* _RECORDS SUPPLIED_
★ ★ ★

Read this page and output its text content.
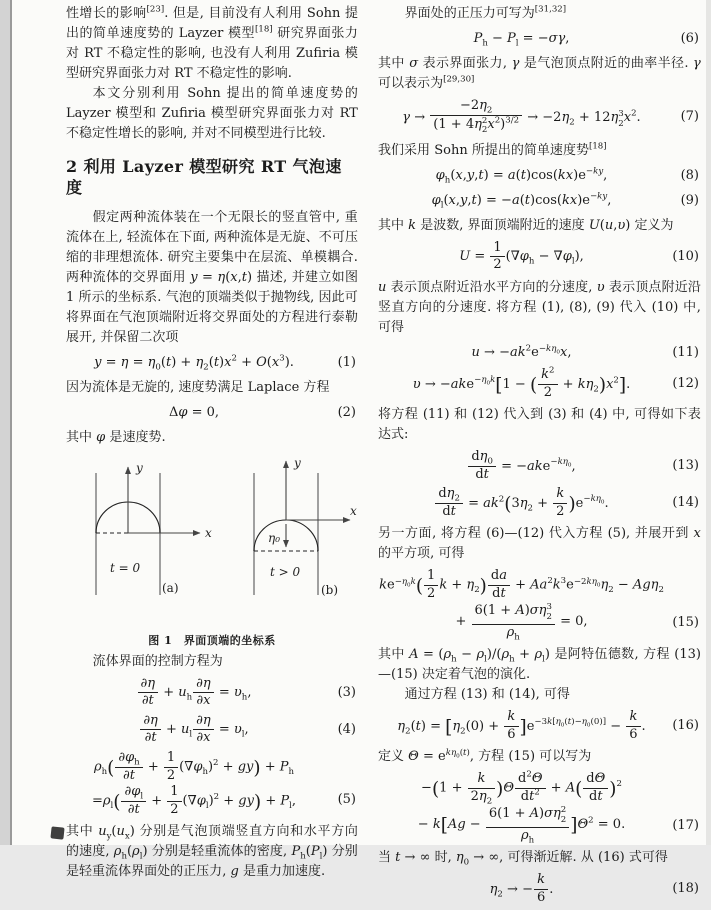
性增长的影响[23]. 但是, 目前没有人利用 Sohn 提出的简单速度势的 Layzer 模型[18] 研究界面张力对 RT 不稳定性的影响, 也没有人利用 Zufria 模型研究界面张力对 RT 不稳定性的影响.

本文分别利用 Sohn 提出的简单速度势的 Layzer 模型和 Zufria 模型研究界面张力对 RT 不稳定性增长的影响, 并对不同模型进行比较.

2 利用 Layzer 模型研究 RT 气泡速度

假定两种流体装在一个无限长的竖直管中, 重流体在上, 轻流体在下面, 两种流体是无旋、不可压缩的非理想流体. 研究主要集中在层流、单模耦合. 两种流体的交界面用 y = η(x,t) 描述, 并建立如图 1 所示的坐标系. 气泡的顶端类似于抛物线, 因此可将界面在气泡顶端附近将交界面处的方程进行泰勒展开, 并保留二次项

$y = \eta = \eta_0(t) + \eta_2(t)x^2 + O(x^3)$.	(1)

因为流体是无旋的, 速度势满足 Laplace 方程

Δφ = 0,	(2)

其中 φ 是速度势.

y
x
t = 0
(a)
y
x
η₀
t > 0
(b)
图 1　界面顶端的坐标系

流体界面的控制方程为

$\frac{\partial\eta}{\partial t} + u_h \frac{\partial\eta}{\partial x} = \upsilon_h$,	(3)
$\frac{\partial\eta}{\partial t} + u_l \frac{\partial\eta}{\partial x} = \upsilon_l$,	(4)
$\rho_h( \frac{\partial\varphi_h}{\partial t} + \frac{1}{2} (\nabla\varphi_h)^2 + gy) + P_h$
$=\rho_l( \frac{\partial\varphi_l}{\partial t} + \frac{1}{2} (\nabla\varphi_l)^2 + gy) + P_l$,	(5)

其中 $u_y(u_x)$ 分别是气泡顶端竖直方向和水平方向的速度, $\rho_h(\rho_l)$ 分别是轻重流体的密度, $P_h(P_l)$ 分别是轻重流体界面处的正压力, g 是重力加速度.

界面处的正压力可写为[31,32]

$P_h - P_l = -\sigma\gamma$,	(6)

其中 σ 表示界面张力, γ 是气泡顶点附近的曲率半径. γ 可以表示为[29,30]

$\gamma \to -2\eta_2$
(1 + 4η 2
2 $x^2)^{3/2} \to -2\eta_2 + 12\eta$ 3
2 $x^2$.	(7)

我们采用 Sohn 所提出的简单速度势[18]

$\varphi_h(x,y,t) = a(t)\cos(kx)e^{-ky}$,	(8)
$\varphi_l(x,y,t) = -a(t)\cos(kx)e^{-ky}$,	(9)

其中 k 是波数, 界面顶端附近的速度 U(u,υ) 定义为

$U = \frac{1}{2} (\nabla\varphi_h - \nabla\varphi_l)$,	(10)

u 表示顶点附近沿水平方向的分速度, υ 表示顶点附近沿竖直方向的分速度. 将方程 (1), (8), (9) 代入 (10) 中, 可得

$u \to -ak^2e^{-k\eta_0}x$,	(11)
υ → −ake$^{-\eta_0k}$[1 − ( $\frac{k^2}{2} + k\eta_2)x^2$].	(12)

将方程 (11) 和 (12) 代入到 (3) 和 (4) 中, 可得如下表达式:

$\frac{d\eta_0}{dt} = -ake^{-k\eta_0}$,	(13)
$\frac{d\eta_2}{dt} = ak^2(3\eta_2 + \frac{k}{2} )e^{-k\eta_0}$.	(14)

另一方面, 将方程 (6)—(12) 代入方程 (5), 并展开到 x 的平方项, 可得

$ke^{-\eta_0k}( \frac{1}{2}$ $k + \eta_2) \frac{da}{dt} + Aa^2k^3e^{-2k\eta_0}\eta_2 - Ag\eta_2$
+ 6(1 + A)ση 3
2
$\rho_h = 0$,	(15)

其中 $A = (\rho_h - \rho_l)/(\rho_h + \rho_l)$ 是阿特伍德数, 方程 (13)—(15) 决定着气泡的演化.

通过方程 (13) 和 (14), 可得

$\eta_2(t) = [\eta_2(0) + \frac{k}{6} ]e^{-3k[\eta_0(t)-\eta_0(0)]} - \frac{k}{6}$ . (16)

定义 $\Theta = e^{k\eta_0(t)}$, 方程 (15) 可以写为

$-(1 + \frac{k}{2\eta_2} )\Theta \frac{d^2\Theta}{dt^2} + A( \frac{d\Theta}{dt} )^2$
− k[Ag − 6(1 + A)ση 2
2
$\rho_h$ ]$\Theta^2 = 0$.	(17)

当 t → ∞ 时, $\eta_0$ → ∞, 可得渐近解. 从 (16) 式可得

$\eta_2$ → − $\frac{k}{6}$ .	(18)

★ ★ ★

Copy in full each line that holds the word "nabla".

$\rho_h( \frac{\partial\varphi_h}{\partial t} + \frac{1}{2} (\nabla\varphi_h)^2 + gy) + P_h$
$=\rho_l( \frac{\partial\varphi_l}{\partial t} + \frac{1}{2} (\nabla\varphi_l)^2 + gy) + P_l$,	(5)
$U = \frac{1}{2} (\nabla\varphi_h - \nabla\varphi_l)$,	(10)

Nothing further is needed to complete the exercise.